■ **Text**
Coming Full Circle: Sullivan County Agritourism

Text | Erin Vanderberg
Photographs contributed | Frost Valley

Why It Matters
 “People see farms and think, ‘How quaint,’” said Tara Collins, communications director at Watershed Agricultural Council, the office that sponsors the Pure Catskills buy-local branding campaign in six counties including Sullivan. “But if you were to ask people why they visited Sullivan County, most would say the rural character. The value of this is huge and underestimated. By promoting agritourism we are protecting our community’s rural character for the long run.”

The Sullivan County Catskills… to the unintiated, those words might conjure up classic images of the Borscht Belt, summer resorts, musical theater and untamed mountain wilderness. But in the beginning, all that was made possible by food.
“Many of the hotels that Sullivan County is famous for started as farms with rooms available,” said Joe Walsh, executive director of the Cornell Cooperative Extension. “Now we’ve come almost full circle.”

■ **Data for the task**
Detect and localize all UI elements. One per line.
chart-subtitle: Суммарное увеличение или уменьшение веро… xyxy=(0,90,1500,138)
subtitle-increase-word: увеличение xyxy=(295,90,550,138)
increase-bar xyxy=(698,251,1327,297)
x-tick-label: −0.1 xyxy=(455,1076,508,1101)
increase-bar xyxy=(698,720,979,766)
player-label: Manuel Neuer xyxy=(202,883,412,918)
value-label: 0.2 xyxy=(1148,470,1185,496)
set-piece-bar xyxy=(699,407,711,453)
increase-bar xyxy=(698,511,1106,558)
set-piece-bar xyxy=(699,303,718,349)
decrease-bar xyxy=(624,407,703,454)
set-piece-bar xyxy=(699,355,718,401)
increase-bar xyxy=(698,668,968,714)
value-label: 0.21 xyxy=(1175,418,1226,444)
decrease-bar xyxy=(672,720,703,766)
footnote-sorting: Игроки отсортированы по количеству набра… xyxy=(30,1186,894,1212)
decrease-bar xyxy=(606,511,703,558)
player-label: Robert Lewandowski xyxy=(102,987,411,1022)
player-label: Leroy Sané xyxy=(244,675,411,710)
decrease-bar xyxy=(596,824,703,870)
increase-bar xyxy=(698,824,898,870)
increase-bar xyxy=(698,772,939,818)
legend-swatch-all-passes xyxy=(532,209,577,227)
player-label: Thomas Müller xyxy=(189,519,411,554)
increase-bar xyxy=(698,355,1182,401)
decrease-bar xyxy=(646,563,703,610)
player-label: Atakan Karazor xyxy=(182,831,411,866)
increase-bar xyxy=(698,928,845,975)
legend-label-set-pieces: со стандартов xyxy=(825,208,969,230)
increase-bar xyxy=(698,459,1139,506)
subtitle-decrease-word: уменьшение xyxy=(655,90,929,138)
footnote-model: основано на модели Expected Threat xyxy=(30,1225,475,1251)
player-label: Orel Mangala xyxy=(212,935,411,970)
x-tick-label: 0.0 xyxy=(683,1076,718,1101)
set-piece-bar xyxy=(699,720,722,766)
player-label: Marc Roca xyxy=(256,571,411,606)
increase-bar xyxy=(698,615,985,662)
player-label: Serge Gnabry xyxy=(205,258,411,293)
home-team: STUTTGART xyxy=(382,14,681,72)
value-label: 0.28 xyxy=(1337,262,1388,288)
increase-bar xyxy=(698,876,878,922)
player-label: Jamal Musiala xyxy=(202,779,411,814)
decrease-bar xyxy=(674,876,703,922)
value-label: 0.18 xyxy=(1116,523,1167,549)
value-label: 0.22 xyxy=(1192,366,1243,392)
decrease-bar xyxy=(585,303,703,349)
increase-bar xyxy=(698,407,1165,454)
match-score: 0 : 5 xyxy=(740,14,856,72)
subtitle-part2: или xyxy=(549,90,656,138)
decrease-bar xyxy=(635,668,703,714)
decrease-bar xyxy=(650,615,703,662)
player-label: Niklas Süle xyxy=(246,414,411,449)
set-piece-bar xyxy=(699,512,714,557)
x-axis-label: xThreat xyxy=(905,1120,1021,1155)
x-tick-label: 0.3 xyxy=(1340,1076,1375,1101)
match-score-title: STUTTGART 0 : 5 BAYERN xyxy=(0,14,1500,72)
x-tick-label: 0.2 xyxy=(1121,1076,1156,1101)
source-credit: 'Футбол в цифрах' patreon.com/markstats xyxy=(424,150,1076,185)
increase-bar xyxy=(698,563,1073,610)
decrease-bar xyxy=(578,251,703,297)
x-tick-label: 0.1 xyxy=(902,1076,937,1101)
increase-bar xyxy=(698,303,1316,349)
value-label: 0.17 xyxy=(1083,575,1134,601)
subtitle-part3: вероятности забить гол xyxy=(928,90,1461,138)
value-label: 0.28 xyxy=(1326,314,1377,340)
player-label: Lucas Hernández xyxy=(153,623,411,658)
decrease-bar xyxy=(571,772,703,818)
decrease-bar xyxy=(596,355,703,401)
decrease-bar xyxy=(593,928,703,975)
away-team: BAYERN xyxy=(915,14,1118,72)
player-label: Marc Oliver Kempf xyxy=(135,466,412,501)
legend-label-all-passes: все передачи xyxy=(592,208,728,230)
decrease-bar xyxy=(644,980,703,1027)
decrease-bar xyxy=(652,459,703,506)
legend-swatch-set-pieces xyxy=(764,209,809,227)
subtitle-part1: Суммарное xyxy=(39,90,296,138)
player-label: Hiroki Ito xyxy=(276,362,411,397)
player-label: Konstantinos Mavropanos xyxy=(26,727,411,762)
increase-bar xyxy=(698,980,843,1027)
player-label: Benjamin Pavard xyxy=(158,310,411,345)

■ **Requirements**
1. Copy the entries word for word, starting with their first line and going on through the line that contains "decrease-bar xyxy=(672,720,703,766)".
2. Carry the text on Sullivan County agritourism forward from its last sentence.

■ **Task-by-task results**
1.
Detect and localize all UI elements. One per line.
chart-subtitle: Суммарное увеличение или уменьшение веро… xyxy=(0,90,1500,138)
subtitle-increase-word: увеличение xyxy=(295,90,550,138)
increase-bar xyxy=(698,251,1327,297)
x-tick-label: −0.1 xyxy=(455,1076,508,1101)
increase-bar xyxy=(698,720,979,766)
player-label: Manuel Neuer xyxy=(202,883,412,918)
value-label: 0.2 xyxy=(1148,470,1185,496)
set-piece-bar xyxy=(699,407,711,453)
increase-bar xyxy=(698,511,1106,558)
set-piece-bar xyxy=(699,303,718,349)
decrease-bar xyxy=(624,407,703,454)
set-piece-bar xyxy=(699,355,718,401)
increase-bar xyxy=(698,668,968,714)
value-label: 0.21 xyxy=(1175,418,1226,444)
decrease-bar xyxy=(672,720,703,766)

2.
Today’s offerings are myriad: poultry, livestock and dairy; farmers’ markets, harvest festivals, greenhouses and U-pick farms; beekeeping, maple syrup production and even small-scale distilleries.
Many of these producers open their doors to visitors as the trend toward agritourism gains popularity and support. Four such agritourism destinations are featured here.
Find the event that’s right for you and get your farm on.

Apple Pond farmstays
The quintessence of agritourism is the farmstay, where guests can enjoy a pastoral environment and homegrown meals while rolling up their sleeves and helping with the chores. Apple Pond Farm and Renewable Energy Center in Callicoon Center is Sullivan County’s principal farmstay destination. Dick Riseling and Sonja Hedlund have been hosting visitors at their organic farm for over 30 years.
According to Hedlund, farmstays are a highlight of their farming experience. “I think it’s wonderful to have visitors,” she said. “Our farm is open to the public because we really enjoy meeting people.”
The pair has a long list of repeat guests, one that stays regularly up to four times a year. They also host interns and World Wide Opportunities on Organic Farms participants (WWOOFers).
Apple Pond an organic farm, powered mostly by renewable energy (horse, wind and solar power, with biodiesel fuel powering the tractor). In addition to their horses, they raise sheep, goats and chickens. They also bake bread, make cheese and craft fiber arts.
“If there is a ‘teachable moment’ here,” said Sonja. “it’s that this is our farm, where we create the lifestyle that we want. We’re not civil servants. We can have real conversations with our guests” about the farm’s practices of energy alternatives and healthy, sustainable food.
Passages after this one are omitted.